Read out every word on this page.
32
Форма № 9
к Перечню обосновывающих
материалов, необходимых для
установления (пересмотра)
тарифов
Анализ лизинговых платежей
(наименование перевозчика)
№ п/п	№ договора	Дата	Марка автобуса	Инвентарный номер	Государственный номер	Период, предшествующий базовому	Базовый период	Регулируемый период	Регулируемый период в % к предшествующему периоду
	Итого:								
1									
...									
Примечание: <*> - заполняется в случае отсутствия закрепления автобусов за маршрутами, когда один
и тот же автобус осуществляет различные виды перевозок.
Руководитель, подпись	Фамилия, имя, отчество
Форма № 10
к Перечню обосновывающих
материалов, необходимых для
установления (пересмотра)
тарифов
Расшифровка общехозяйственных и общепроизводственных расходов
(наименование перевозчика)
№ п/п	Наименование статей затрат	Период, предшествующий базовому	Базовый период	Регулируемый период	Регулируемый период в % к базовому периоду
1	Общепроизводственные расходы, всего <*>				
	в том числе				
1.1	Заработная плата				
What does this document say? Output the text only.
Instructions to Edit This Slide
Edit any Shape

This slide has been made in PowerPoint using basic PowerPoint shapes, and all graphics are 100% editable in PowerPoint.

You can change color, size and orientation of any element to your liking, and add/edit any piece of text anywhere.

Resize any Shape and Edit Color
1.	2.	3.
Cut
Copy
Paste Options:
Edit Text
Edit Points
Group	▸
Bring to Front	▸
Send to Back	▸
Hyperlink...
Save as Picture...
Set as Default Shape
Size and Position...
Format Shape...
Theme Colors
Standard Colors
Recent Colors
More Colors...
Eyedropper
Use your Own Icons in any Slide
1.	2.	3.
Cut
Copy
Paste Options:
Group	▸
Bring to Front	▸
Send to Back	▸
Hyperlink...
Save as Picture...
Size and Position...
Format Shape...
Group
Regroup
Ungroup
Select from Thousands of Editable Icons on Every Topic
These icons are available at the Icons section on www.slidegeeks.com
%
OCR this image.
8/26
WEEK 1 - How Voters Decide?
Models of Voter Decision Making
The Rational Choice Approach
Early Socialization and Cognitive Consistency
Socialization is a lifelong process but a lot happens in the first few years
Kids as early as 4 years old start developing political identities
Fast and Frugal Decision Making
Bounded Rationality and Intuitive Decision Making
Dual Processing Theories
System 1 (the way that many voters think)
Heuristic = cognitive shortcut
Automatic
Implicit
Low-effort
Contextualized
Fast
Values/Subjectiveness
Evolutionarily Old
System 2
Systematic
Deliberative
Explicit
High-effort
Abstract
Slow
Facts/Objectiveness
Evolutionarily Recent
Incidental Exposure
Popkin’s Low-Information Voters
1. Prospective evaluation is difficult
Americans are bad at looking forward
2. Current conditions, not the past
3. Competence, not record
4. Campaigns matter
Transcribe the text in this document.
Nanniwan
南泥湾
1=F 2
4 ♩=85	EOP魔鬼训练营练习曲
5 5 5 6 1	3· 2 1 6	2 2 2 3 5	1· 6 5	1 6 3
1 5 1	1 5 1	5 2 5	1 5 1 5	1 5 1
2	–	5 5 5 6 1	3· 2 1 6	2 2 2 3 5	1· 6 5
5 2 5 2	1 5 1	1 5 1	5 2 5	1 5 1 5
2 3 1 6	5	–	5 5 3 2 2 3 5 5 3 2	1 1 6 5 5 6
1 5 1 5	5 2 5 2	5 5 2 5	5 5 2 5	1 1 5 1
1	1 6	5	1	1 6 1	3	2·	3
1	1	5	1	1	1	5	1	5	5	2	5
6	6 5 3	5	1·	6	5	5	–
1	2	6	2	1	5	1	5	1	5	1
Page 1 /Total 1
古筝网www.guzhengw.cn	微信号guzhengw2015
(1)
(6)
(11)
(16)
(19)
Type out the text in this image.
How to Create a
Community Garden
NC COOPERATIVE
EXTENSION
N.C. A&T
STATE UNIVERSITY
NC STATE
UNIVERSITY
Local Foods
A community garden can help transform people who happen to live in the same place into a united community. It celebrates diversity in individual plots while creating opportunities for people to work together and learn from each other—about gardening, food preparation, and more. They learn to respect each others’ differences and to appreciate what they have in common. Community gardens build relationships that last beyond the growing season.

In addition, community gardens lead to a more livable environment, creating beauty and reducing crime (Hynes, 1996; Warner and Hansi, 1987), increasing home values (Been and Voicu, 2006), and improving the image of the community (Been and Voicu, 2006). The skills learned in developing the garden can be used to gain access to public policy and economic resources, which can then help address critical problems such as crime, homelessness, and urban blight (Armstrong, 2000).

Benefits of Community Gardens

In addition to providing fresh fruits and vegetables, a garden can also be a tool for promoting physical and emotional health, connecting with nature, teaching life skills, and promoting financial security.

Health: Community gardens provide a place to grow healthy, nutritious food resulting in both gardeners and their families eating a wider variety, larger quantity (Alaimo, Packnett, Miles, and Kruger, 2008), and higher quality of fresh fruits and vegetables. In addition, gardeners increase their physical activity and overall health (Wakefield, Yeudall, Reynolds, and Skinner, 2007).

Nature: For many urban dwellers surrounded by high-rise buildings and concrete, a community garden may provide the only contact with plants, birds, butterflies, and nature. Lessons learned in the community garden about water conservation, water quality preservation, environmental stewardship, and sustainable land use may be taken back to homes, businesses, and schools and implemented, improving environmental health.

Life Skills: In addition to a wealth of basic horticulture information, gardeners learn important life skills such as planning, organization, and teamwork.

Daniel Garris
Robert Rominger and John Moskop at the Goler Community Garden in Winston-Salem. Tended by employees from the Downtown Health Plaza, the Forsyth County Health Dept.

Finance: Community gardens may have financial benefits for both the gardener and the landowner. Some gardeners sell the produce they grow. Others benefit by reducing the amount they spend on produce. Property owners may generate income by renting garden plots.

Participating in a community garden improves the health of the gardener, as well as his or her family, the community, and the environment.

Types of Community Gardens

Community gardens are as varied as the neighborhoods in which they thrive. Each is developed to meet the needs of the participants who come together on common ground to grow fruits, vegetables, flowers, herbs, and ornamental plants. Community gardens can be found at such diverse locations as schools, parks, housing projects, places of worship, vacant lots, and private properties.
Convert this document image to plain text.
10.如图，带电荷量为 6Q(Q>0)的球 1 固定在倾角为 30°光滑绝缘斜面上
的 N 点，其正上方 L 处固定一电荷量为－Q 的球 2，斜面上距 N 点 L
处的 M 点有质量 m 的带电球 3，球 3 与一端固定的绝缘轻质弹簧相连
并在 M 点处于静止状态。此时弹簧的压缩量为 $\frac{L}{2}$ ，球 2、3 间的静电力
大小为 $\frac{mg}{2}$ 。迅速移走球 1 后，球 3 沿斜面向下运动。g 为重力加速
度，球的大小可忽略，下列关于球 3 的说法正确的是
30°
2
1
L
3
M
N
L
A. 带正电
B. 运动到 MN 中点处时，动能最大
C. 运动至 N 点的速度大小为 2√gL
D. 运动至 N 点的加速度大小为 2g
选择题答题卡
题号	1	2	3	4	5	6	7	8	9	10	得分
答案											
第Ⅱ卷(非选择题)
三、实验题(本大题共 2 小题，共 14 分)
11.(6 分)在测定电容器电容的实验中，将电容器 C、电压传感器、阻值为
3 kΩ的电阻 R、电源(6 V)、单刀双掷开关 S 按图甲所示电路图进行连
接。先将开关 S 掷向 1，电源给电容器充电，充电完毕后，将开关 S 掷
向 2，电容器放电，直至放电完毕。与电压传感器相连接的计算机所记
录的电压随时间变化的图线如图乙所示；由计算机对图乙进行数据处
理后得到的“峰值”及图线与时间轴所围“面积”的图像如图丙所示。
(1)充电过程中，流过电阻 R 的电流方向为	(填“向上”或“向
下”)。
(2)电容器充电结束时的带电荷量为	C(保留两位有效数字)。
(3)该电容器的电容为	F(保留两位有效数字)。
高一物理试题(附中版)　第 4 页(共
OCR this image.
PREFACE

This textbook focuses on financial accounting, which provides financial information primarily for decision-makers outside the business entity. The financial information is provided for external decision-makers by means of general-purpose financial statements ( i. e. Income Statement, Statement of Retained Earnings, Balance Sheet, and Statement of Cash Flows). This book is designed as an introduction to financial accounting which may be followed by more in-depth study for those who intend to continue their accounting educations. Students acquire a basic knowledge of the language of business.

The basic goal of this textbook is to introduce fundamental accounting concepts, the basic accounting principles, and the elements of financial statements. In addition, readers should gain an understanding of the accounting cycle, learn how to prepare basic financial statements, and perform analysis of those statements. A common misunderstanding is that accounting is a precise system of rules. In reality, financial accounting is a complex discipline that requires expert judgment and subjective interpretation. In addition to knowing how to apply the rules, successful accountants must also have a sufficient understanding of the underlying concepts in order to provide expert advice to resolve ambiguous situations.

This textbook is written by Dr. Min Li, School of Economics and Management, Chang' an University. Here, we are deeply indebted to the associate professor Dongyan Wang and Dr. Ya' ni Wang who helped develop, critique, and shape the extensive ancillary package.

Task details - Lines containing the string "common" should be counted; reply with their number and nothing more.

Task result - 3